Do this - Return all lines that include the string "quarantine".

Entries -
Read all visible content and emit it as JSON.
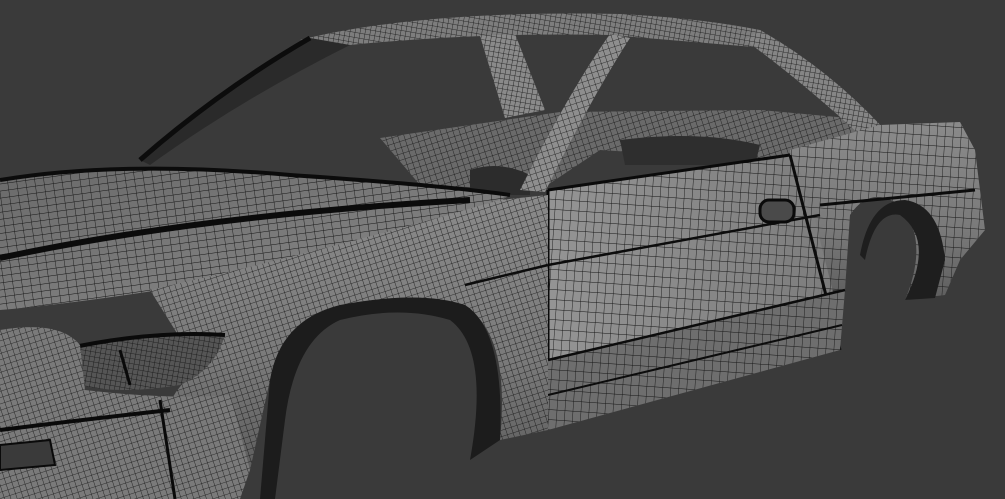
{
  "viewport": {
    "background": "#3a3a3a",
    "body_color": "#8e8e8e",
    "body_shadow": "#5c5c5c",
    "wire_color": "#151515",
    "edge_color": "#0a0a0a"
  },
  "model": {
    "parts": [
      "hood",
      "front-fender",
      "headlight",
      "front-bumper",
      "windshield-frame",
      "roof",
      "b-pillar",
      "c-pillar",
      "door",
      "door-handle",
      "rocker-panel",
      "rear-quarter-panel",
      "rear-wheel-arch",
      "front-wheel-arch",
      "interior"
    ]
  }
}
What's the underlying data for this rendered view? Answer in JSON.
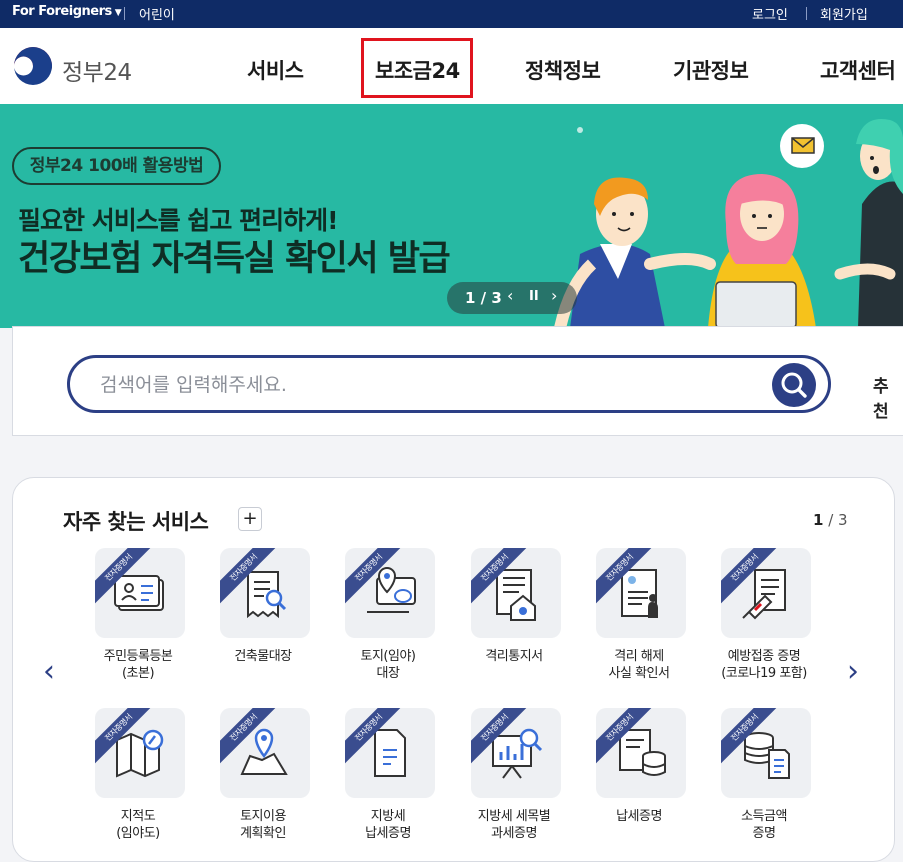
{
  "util_bar": {
    "language": "For Foreigners",
    "kids": "어린이",
    "login": "로그인",
    "signup": "회원가입"
  },
  "header": {
    "logo_text": "정부24",
    "nav": [
      "서비스",
      "보조금24",
      "정책정보",
      "기관정보",
      "고객센터"
    ]
  },
  "banner": {
    "pill": "정부24 100배 활용방법",
    "subtitle": "필요한 서비스를 쉽고 편리하게!",
    "title": "건강보험 자격득실 확인서 발급",
    "pager": "1 / 3"
  },
  "search": {
    "placeholder": "검색어를 입력해주세요.",
    "recommend": "추천"
  },
  "services": {
    "title": "자주 찾는 서비스",
    "plus": "+",
    "page_current": "1",
    "page_total": "/ 3",
    "ribbon": "전자증명서",
    "items": [
      {
        "label": "주민등록등본\n(초본)",
        "icon": "id-card-icon"
      },
      {
        "label": "건축물대장",
        "icon": "building-register-icon"
      },
      {
        "label": "토지(임야)\n대장",
        "icon": "land-map-icon"
      },
      {
        "label": "격리통지서",
        "icon": "quarantine-notice-icon"
      },
      {
        "label": "격리 해제\n사실 확인서",
        "icon": "quarantine-release-icon"
      },
      {
        "label": "예방접종 증명\n(코로나19 포함)",
        "icon": "vaccination-icon"
      },
      {
        "label": "지적도\n(임야도)",
        "icon": "cadastral-map-icon"
      },
      {
        "label": "토지이용\n계획확인",
        "icon": "land-use-icon"
      },
      {
        "label": "지방세\n납세증명",
        "icon": "local-tax-icon"
      },
      {
        "label": "지방세 세목별\n과세증명",
        "icon": "tax-chart-icon"
      },
      {
        "label": "납세증명",
        "icon": "tax-payment-icon"
      },
      {
        "label": "소득금액\n증명",
        "icon": "income-icon"
      }
    ]
  },
  "colors": {
    "navy": "#0f2b66",
    "accent": "#2c3f85",
    "banner": "#27b9a3",
    "highlight": "#e0141e"
  }
}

Expected answer -
        "icon": "quarantine-notice-icon"
        "icon": "quarantine-release-icon"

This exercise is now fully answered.